■ **Input rows**
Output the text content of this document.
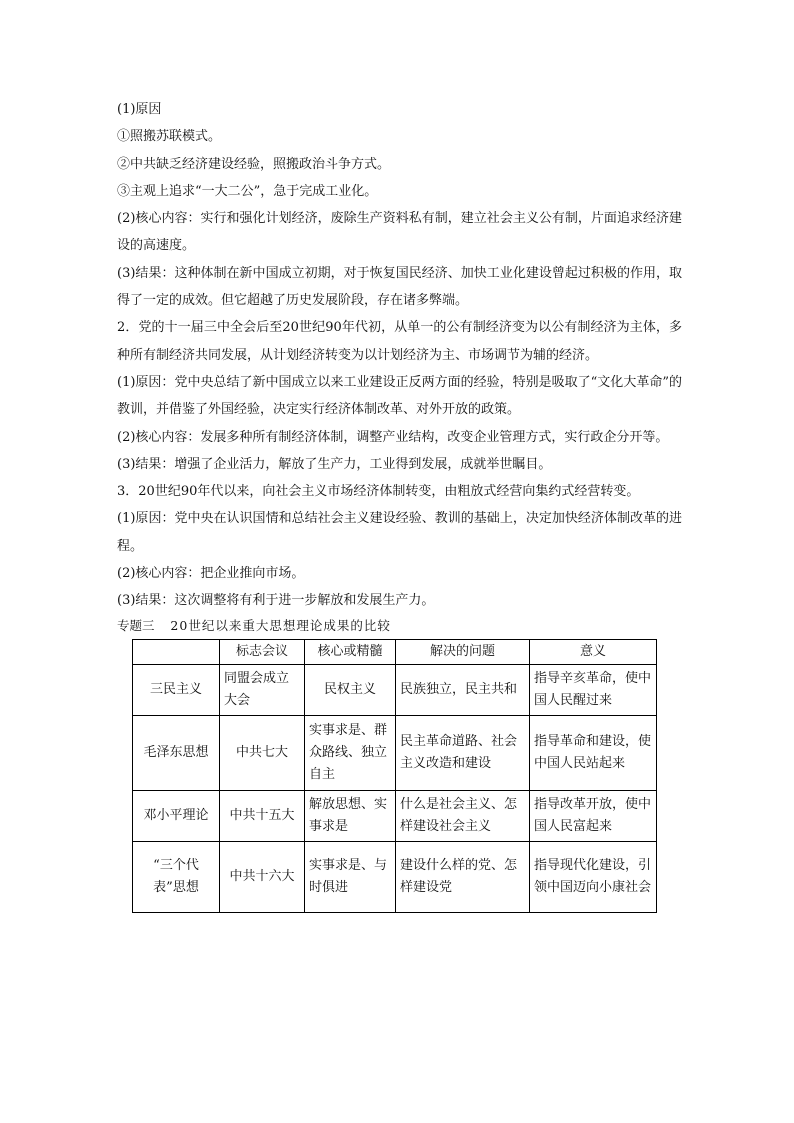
(1)原因

①照搬苏联模式。

②中共缺乏经济建设经验，照搬政治斗争方式。

③主观上追求“一大二公”，急于完成工业化。

(2)核心内容：实行和强化计划经济，废除生产资料私有制，建立社会主义公有制，片面追求经济建设的高速度。

(3)结果：这种体制在新中国成立初期，对于恢复国民经济、加快工业化建设曾起过积极的作用，取得了一定的成效。但它超越了历史发展阶段，存在诸多弊端。

2．党的十一届三中全会后至20世纪90年代初，从单一的公有制经济变为以公有制经济为主体，多种所有制经济共同发展，从计划经济转变为以计划经济为主、市场调节为辅的经济。

(1)原因：党中央总结了新中国成立以来工业建设正反两方面的经验，特别是吸取了“文化大革命”的教训，并借鉴了外国经验，决定实行经济体制改革、对外开放的政策。

(2)核心内容：发展多种所有制经济体制，调整产业结构，改变企业管理方式，实行政企分开等。

(3)结果：增强了企业活力，解放了生产力，工业得到发展，成就举世瞩目。

3．20世纪90年代以来，向社会主义市场经济体制转变，由粗放式经营向集约式经营转变。

(1)原因：党中央在认识国情和总结社会主义建设经验、教训的基础上，决定加快经济体制改革的进程。

(2)核心内容：把企业推向市场。

(3)结果：这次调整将有利于进一步解放和发展生产力。

专题三 20世纪以来重大思想理论成果的比较

	标志会议	核心或精髓	解决的问题	意义
三民主义	同盟会成立大会	民权主义	民族独立，民主共和	指导辛亥革命，使中国人民醒过来
毛泽东思想	中共七大	实事求是、群众路线、独立自主	民主革命道路、社会主义改造和建设	指导革命和建设，使中国人民站起来
邓小平理论	中共十五大	解放思想、实事求是	什么是社会主义、怎样建设社会主义	指导改革开放，使中国人民富起来
“三个代表”思想	中共十六大	实事求是、与时俱进	建设什么样的党、怎样建设党	指导现代化建设，引领中国迈向小康社会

■ **Challenge**
Print all of the entries word for word. Omit the pictures they contain.

■ **Answer to this problem**
Output the text content of this document.
(1)原因

①照搬苏联模式。

②中共缺乏经济建设经验，照搬政治斗争方式。

③主观上追求“一大二公”，急于完成工业化。

(2)核心内容：实行和强化计划经济，废除生产资料私有制，建立社会主义公有制，片面追求经济建设的高速度。

(3)结果：这种体制在新中国成立初期，对于恢复国民经济、加快工业化建设曾起过积极的作用，取得了一定的成效。但它超越了历史发展阶段，存在诸多弊端。

2．党的十一届三中全会后至20世纪90年代初，从单一的公有制经济变为以公有制经济为主体，多种所有制经济共同发展，从计划经济转变为以计划经济为主、市场调节为辅的经济。

(1)原因：党中央总结了新中国成立以来工业建设正反两方面的经验，特别是吸取了“文化大革命”的教训，并借鉴了外国经验，决定实行经济体制改革、对外开放的政策。

(2)核心内容：发展多种所有制经济体制，调整产业结构，改变企业管理方式，实行政企分开等。

(3)结果：增强了企业活力，解放了生产力，工业得到发展，成就举世瞩目。

3．20世纪90年代以来，向社会主义市场经济体制转变，由粗放式经营向集约式经营转变。

(1)原因：党中央在认识国情和总结社会主义建设经验、教训的基础上，决定加快经济体制改革的进程。

(2)核心内容：把企业推向市场。

(3)结果：这次调整将有利于进一步解放和发展生产力。

专题三 20世纪以来重大思想理论成果的比较

	标志会议	核心或精髓	解决的问题	意义
三民主义	同盟会成立大会	民权主义	民族独立，民主共和	指导辛亥革命，使中国人民醒过来
毛泽东思想	中共七大	实事求是、群众路线、独立自主	民主革命道路、社会主义改造和建设	指导革命和建设，使中国人民站起来
邓小平理论	中共十五大	解放思想、实事求是	什么是社会主义、怎样建设社会主义	指导改革开放，使中国人民富起来
“三个代表”思想	中共十六大	实事求是、与时俱进	建设什么样的党、怎样建设党	指导现代化建设，引领中国迈向小康社会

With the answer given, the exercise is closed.